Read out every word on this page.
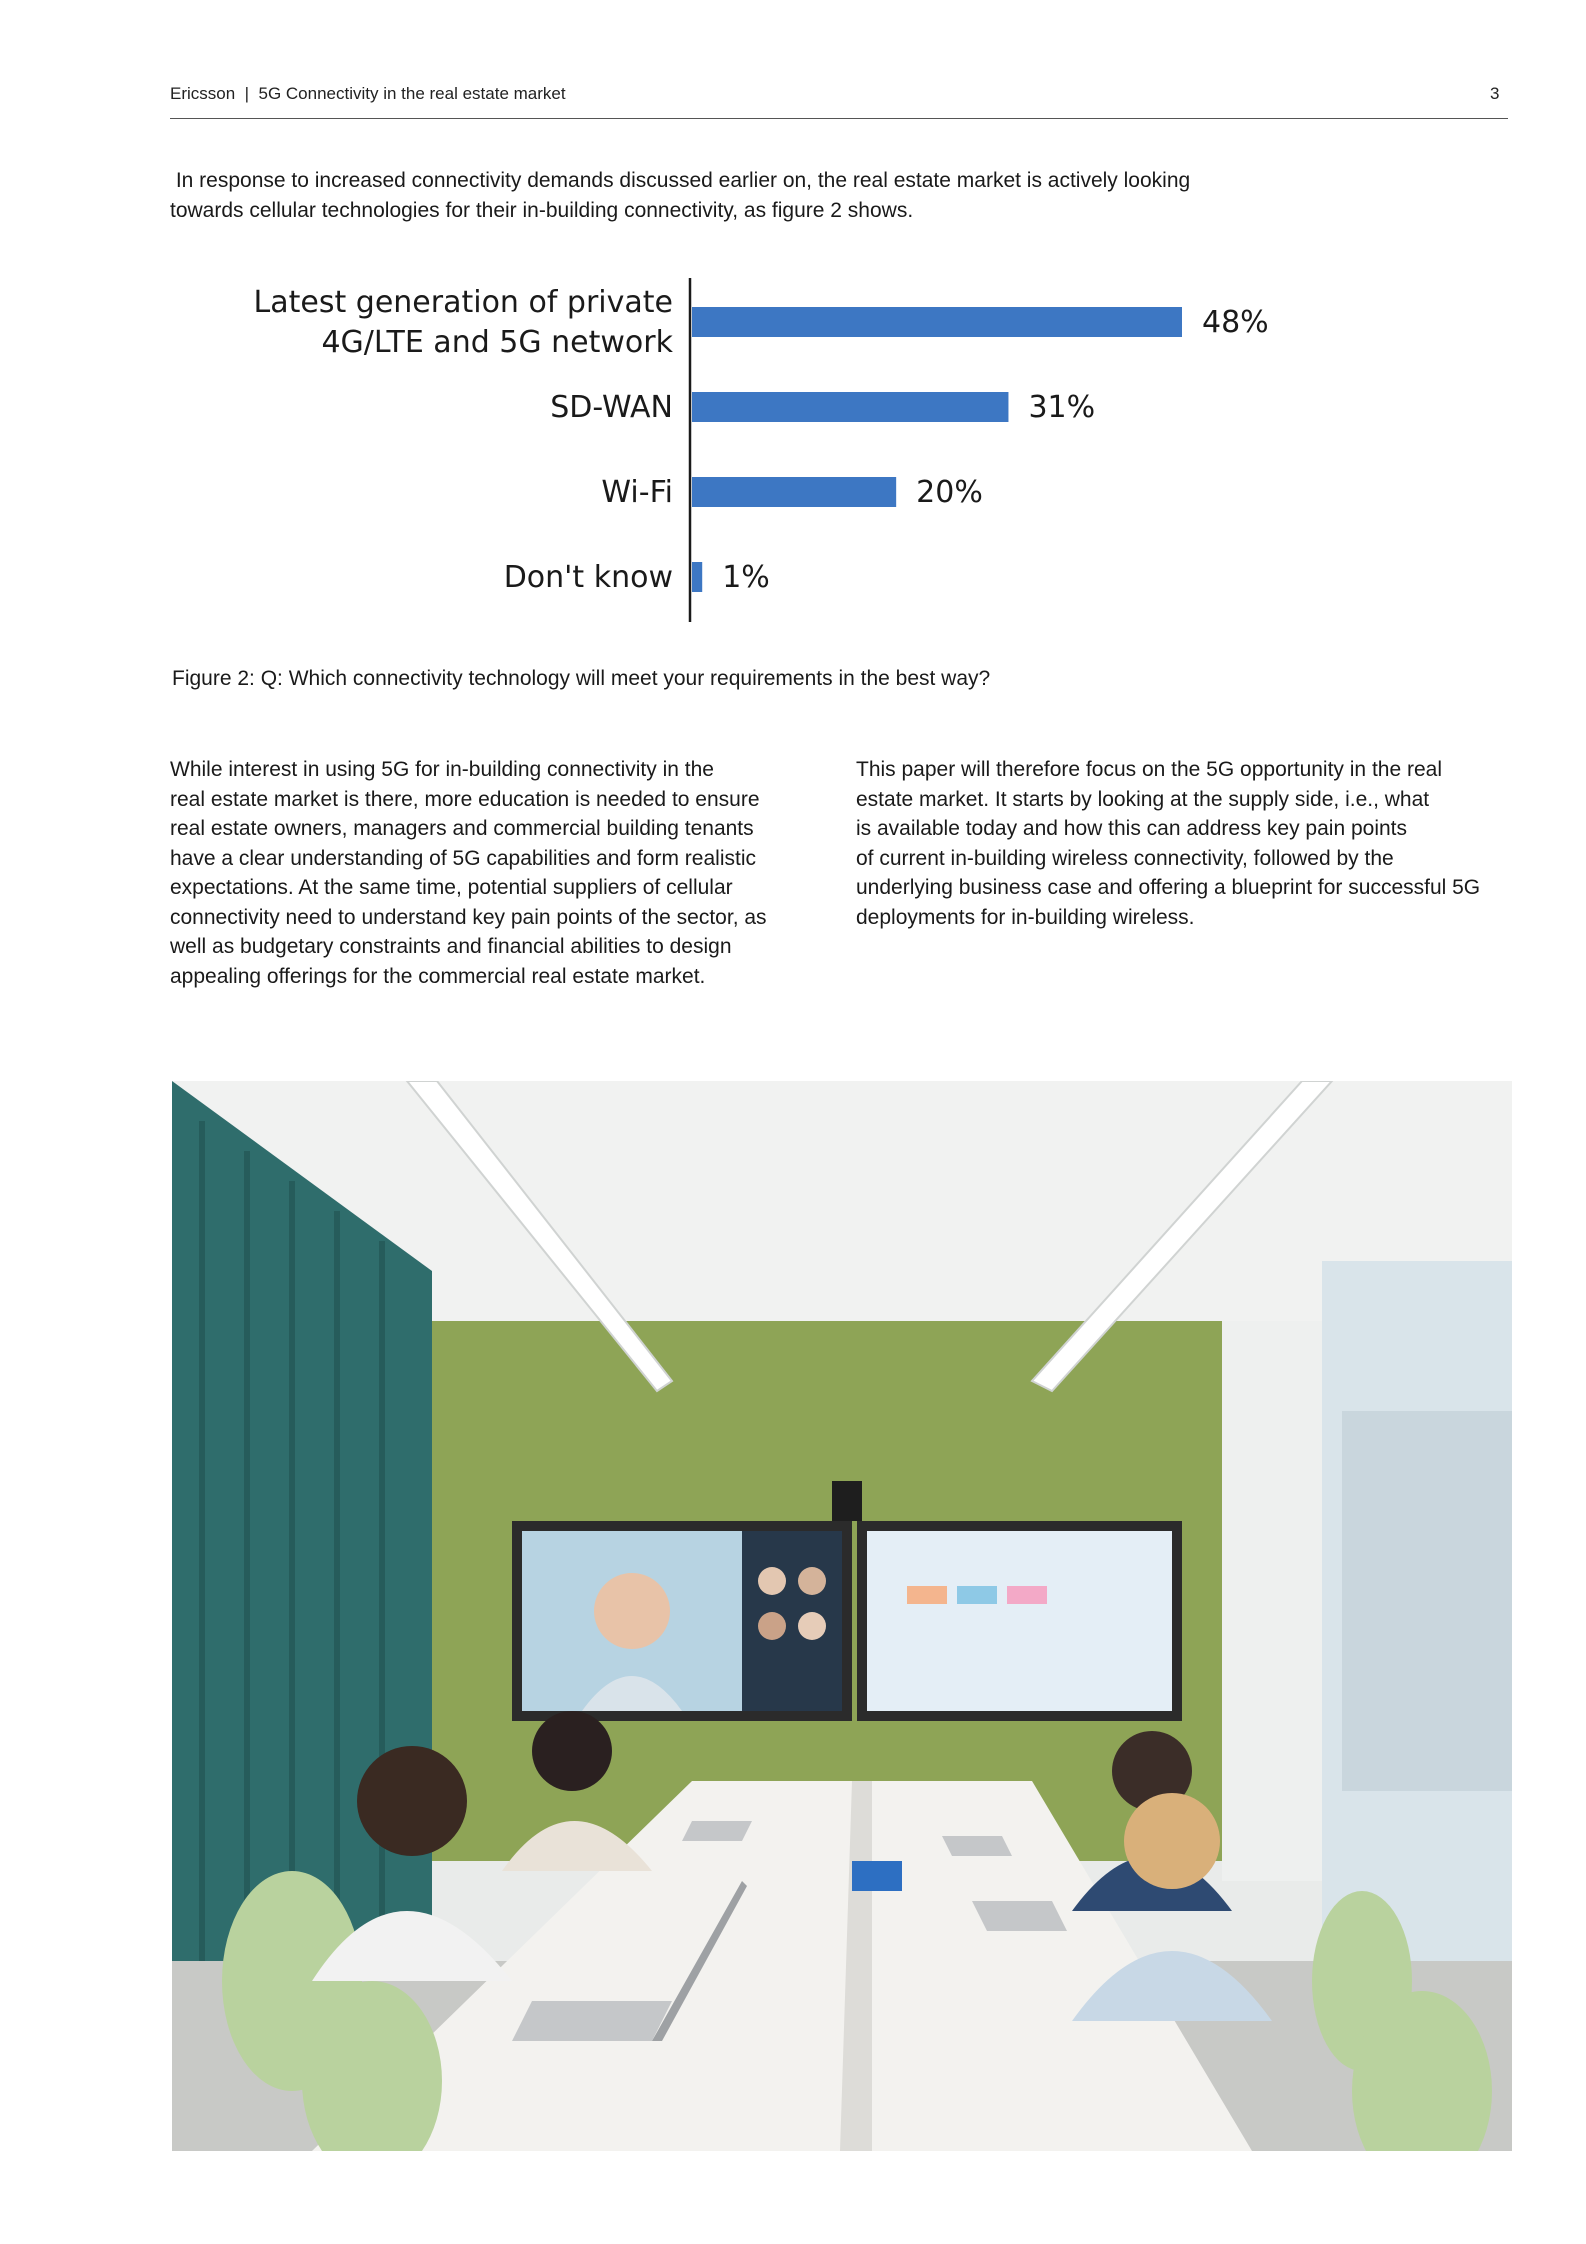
Ericsson  |  5G Connectivity in the real estate market	3
In response to increased connectivity demands discussed earlier on, the real estate market is actively looking
towards cellular technologies for their in-building connectivity, as figure 2 shows.
48%
Latest generation of private
4G/LTE and 5G network
31%
SD-WAN
20%
Wi-Fi
1%
Don't know
Figure 2: Q: Which connectivity technology will meet your requirements in the best way?
While interest in using 5G for in-building connectivity in the
real estate market is there, more education is needed to ensure
real estate owners, managers and commercial building tenants
have a clear understanding of 5G capabilities and form realistic
expectations. At the same time, potential suppliers of cellular
connectivity need to understand key pain points of the sector, as
well as budgetary constraints and financial abilities to design
appealing offerings for the commercial real estate market.
This paper will therefore focus on the 5G opportunity in the real
estate market. It starts by looking at the supply side, i.e., what
is available today and how this can address key pain points
of current in-building wireless connectivity, followed by the
underlying business case and offering a blueprint for successful 5G
deployments for in-building wireless.
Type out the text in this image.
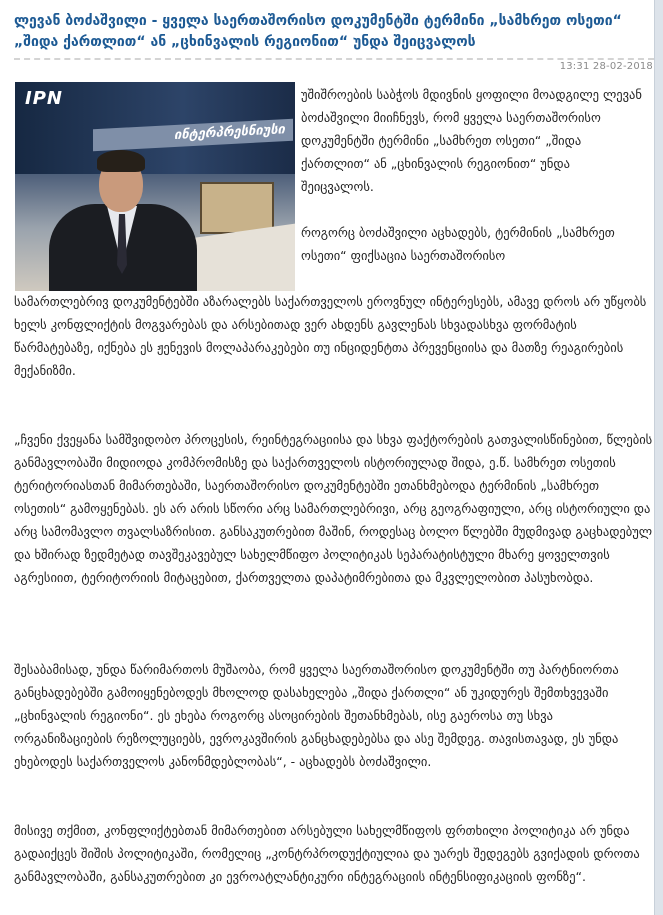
ლევან ბოძაშვილი - ყველა საერთაშორისო დოკუმენტში ტერმინი „სამხრეთ ოსეთი“ „შიდა ქართლით“ ან „ცხინვალის რეგიონით“ უნდა შეიცვალოს
13:31 28-02-2018
IPN
ინტერპრესნიუსი

უშიშროების საბჭოს მდივნის ყოფილი მოადგილე ლევან ბოძაშვილი მიიჩნევს, რომ ყველა საერთაშორისო დოკუმენტში ტერმინი „სამხრეთ ოსეთი“ „შიდა ქართლით“ ან „ცხინვალის რეგიონით“ უნდა შეიცვალოს.

როგორც ბოძაშვილი აცხადებს, ტერმინის „სამხრეთ ოსეთი“ ფიქსაცია საერთაშორისო

სამართლებრივ დოკუმენტებში აზარალებს საქართველოს ეროვნულ ინტერესებს, ამავე დროს არ უწყობს ხელს კონფლიქტის მოგვარებას და არსებითად ვერ ახდენს გავლენას სხვადასხვა ფორმატის წარმატებაზე, იქნება ეს ჟენევის მოლაპარაკებები თუ ინციდენტთა პრევენციისა და მათზე რეაგირების მექანიზმი.

„ჩვენი ქვეყანა სამშვიდობო პროცესის, რეინტეგრაციისა და სხვა ფაქტორების გათვალისწინებით, წლების განმავლობაში მიდიოდა კომპრომისზე და საქართველოს ისტორიულად შიდა, ე.წ. სამხრეთ ოსეთის ტერიტორიასთან მიმართებაში, საერთაშორისო დოკუმენტებში ეთანხმებოდა ტერმინის „სამხრეთ ოსეთის“ გამოყენებას. ეს არ არის სწორი არც სამართლებრივი, არც გეოგრაფიული, არც ისტორიული და არც სამომავლო თვალსაზრისით. განსაკუთრებით მაშინ, როდესაც ბოლო წლებში მუდმივად გაცხადებულ და ხშირად ზედმეტად თავშეკავებულ სახელმწიფო პოლიტიკას სეპარატისტული მხარე ყოველთვის აგრესიით, ტერიტორიის მიტაცებით, ქართველთა დაპატიმრებითა და მკვლელობით პასუხობდა.

შესაბამისად, უნდა წარიმართოს მუშაობა, რომ ყველა საერთაშორისო დოკუმენტში თუ პარტნიორთა განცხადებებში გამოიყენებოდეს მხოლოდ დასახელება „შიდა ქართლი“ ან უკიდურეს შემთხვევაში „ცხინვალის რეგიონი“. ეს ეხება როგორც ასოცირების შეთანხმებას, ისე გაეროსა თუ სხვა ორგანიზაციების რეზოლუციებს, ევროკავშირის განცხადებებსა და ასე შემდეგ. თავისთავად, ეს უნდა ეხებოდეს საქართველოს კანონმდებლობას“, - აცხადებს ბოძაშვილი.

მისივე თქმით, კონფლიქტებთან მიმართებით არსებული სახელმწიფოს ფრთხილი პოლიტიკა არ უნდა გადაიქცეს შიშის პოლიტიკაში, რომელიც „კონტრპროდუქტიულია და უარეს შედეგებს გვიქადის დროთა განმავლობაში, განსაკუთრებით კი ევროატლანტიკური ინტეგრაციის ინტენსიფიკაციის ფონზე“.
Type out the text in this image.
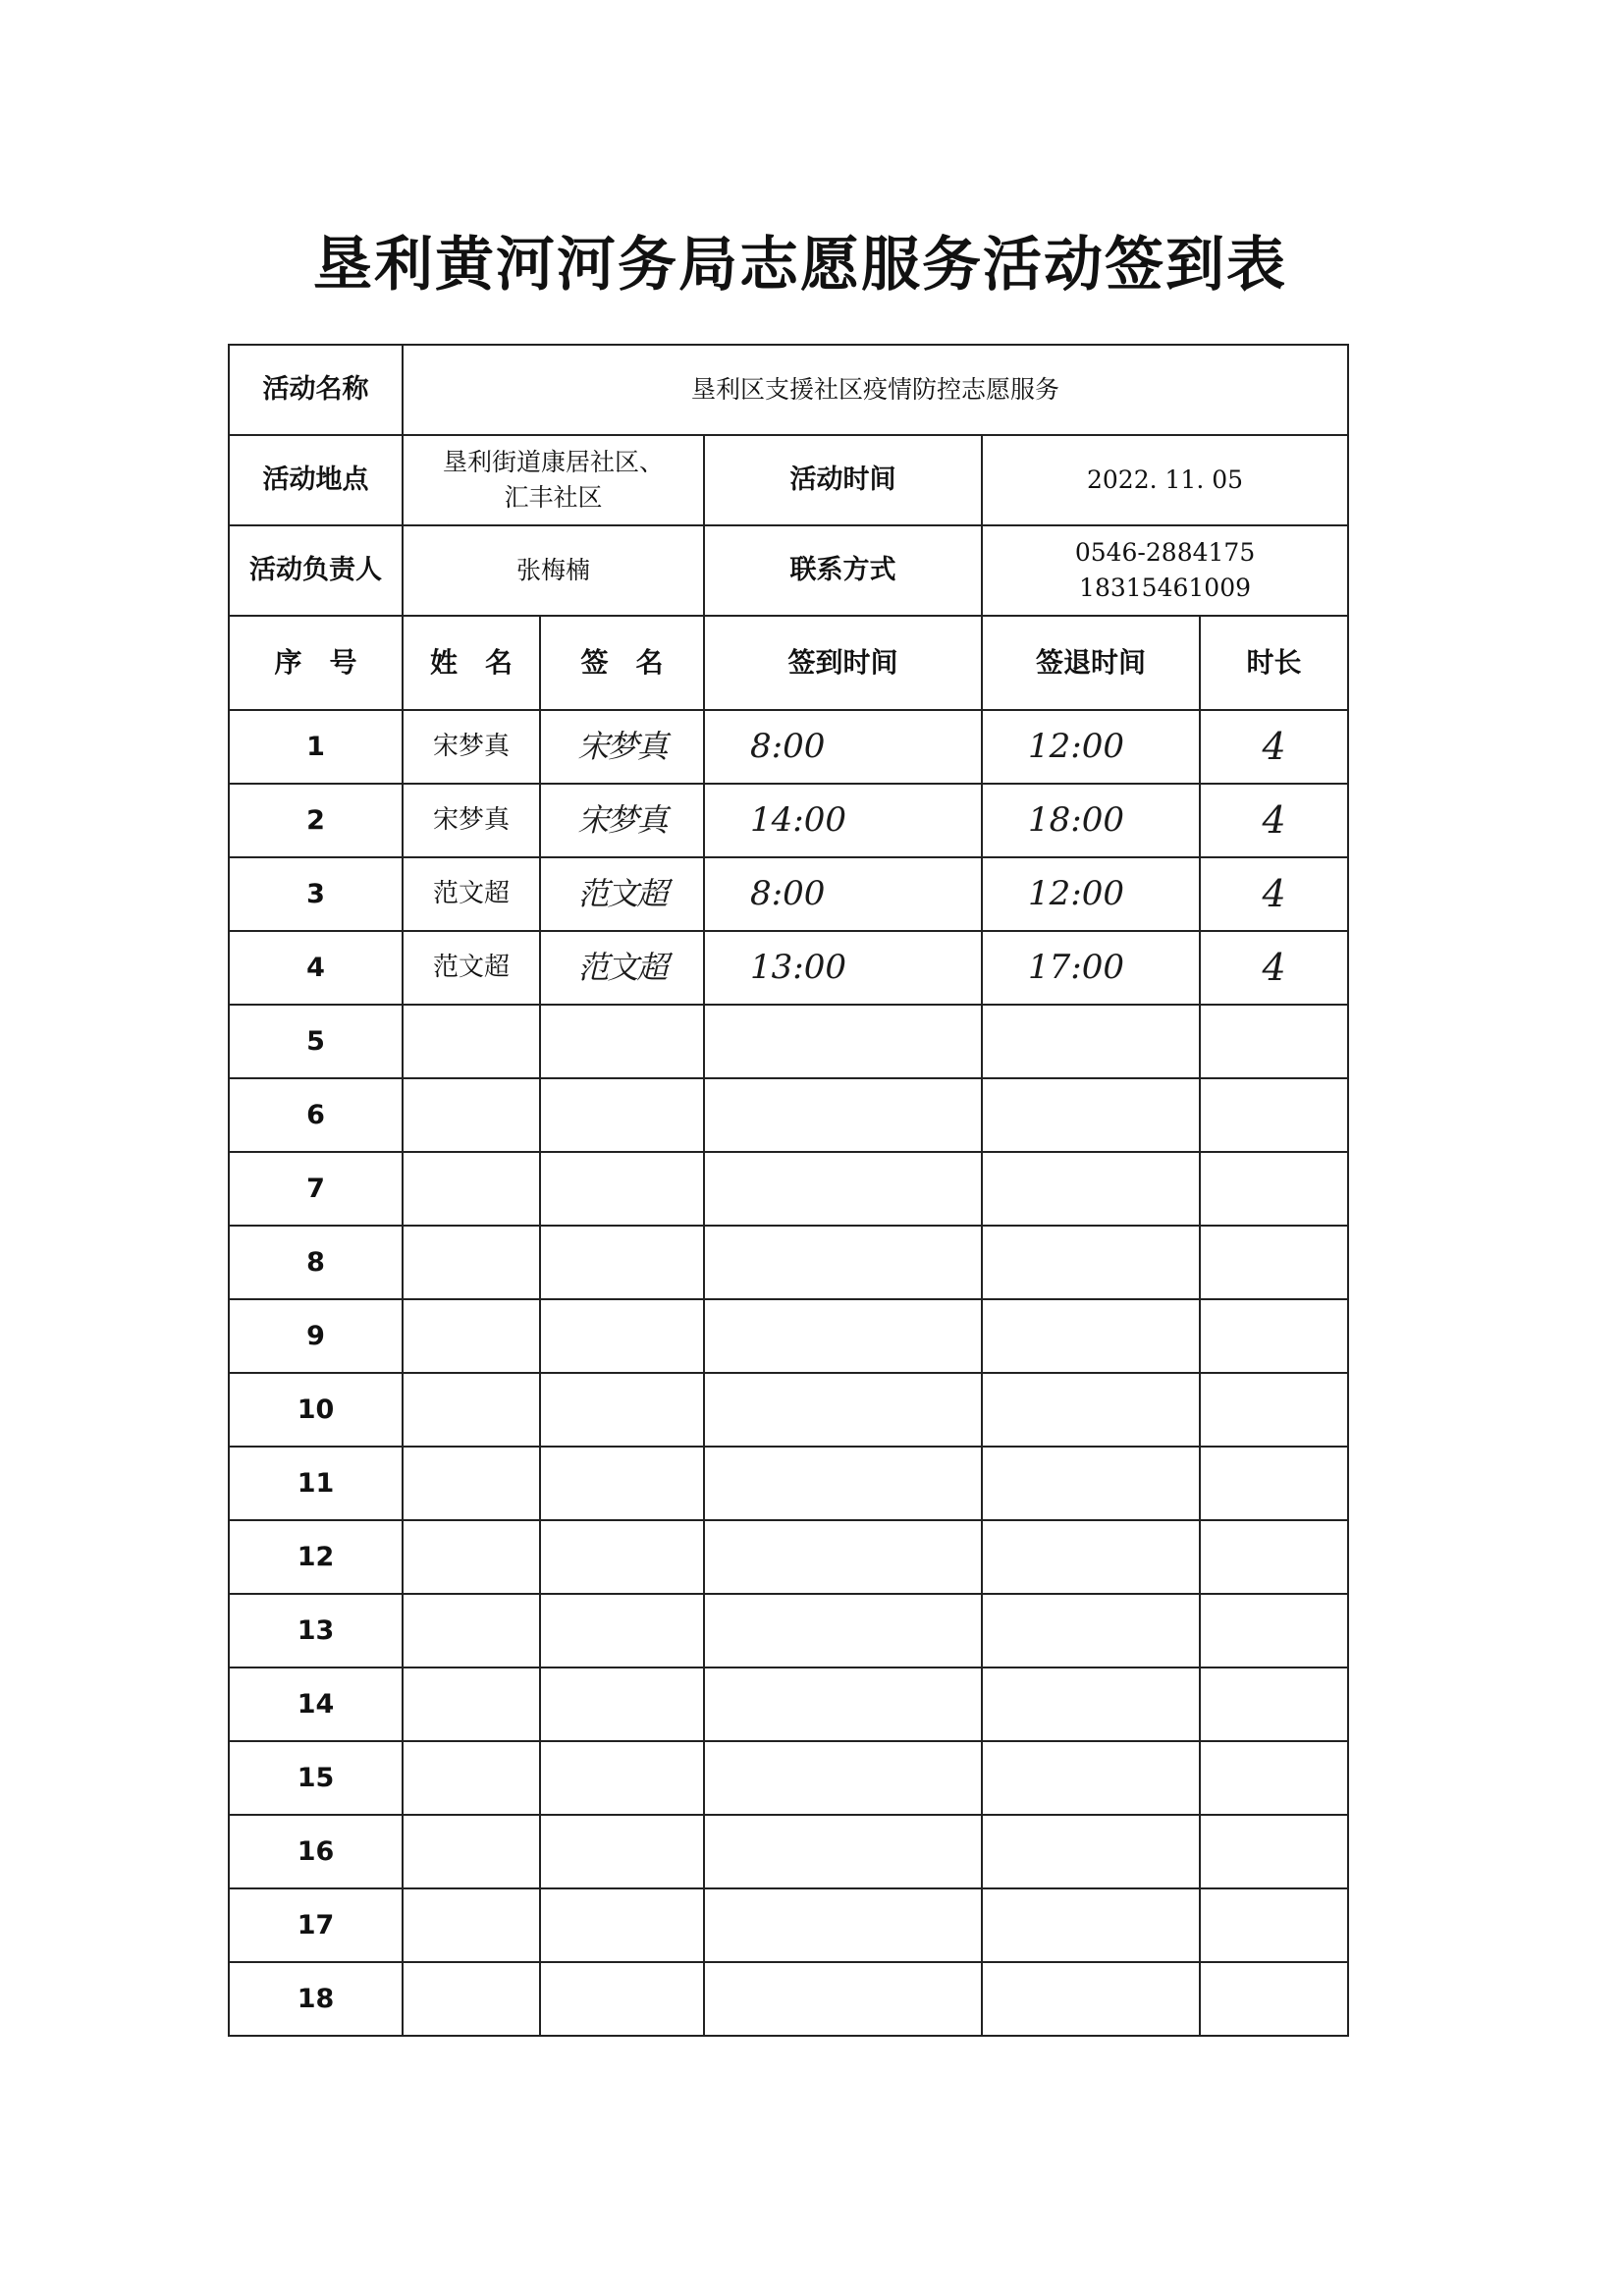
垦利黄河河务局志愿服务活动签到表
活动名称	垦利区支援社区疫情防控志愿服务				
活动地点	垦利街道康居社区、
汇丰社区		活动时间	2022. 11. 05	
活动负责人	张梅楠		联系方式	0546-2884175
18315461009	

序　号	姓　名	签　名	签到时间	签退时间	时长
1	宋梦真	宋梦真	8:00	12:00	4
2	宋梦真	宋梦真	14:00	18:00	4
3	范文超	范文超	8:00	12:00	4
4	范文超	范文超	13:00	17:00	4
5					
6					
7					
8					
9					
10					
11					
12					
13					
14					
15					
16					
17					
18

···

EXERCISE DESCRIPTION:
Where a line above includes "looking", copy that line.

RESULT BELOW:
In response to increased connectivity demands discussed earlier on, the real estate market is actively looking
estate market. It starts by looking at the supply side, i.e., what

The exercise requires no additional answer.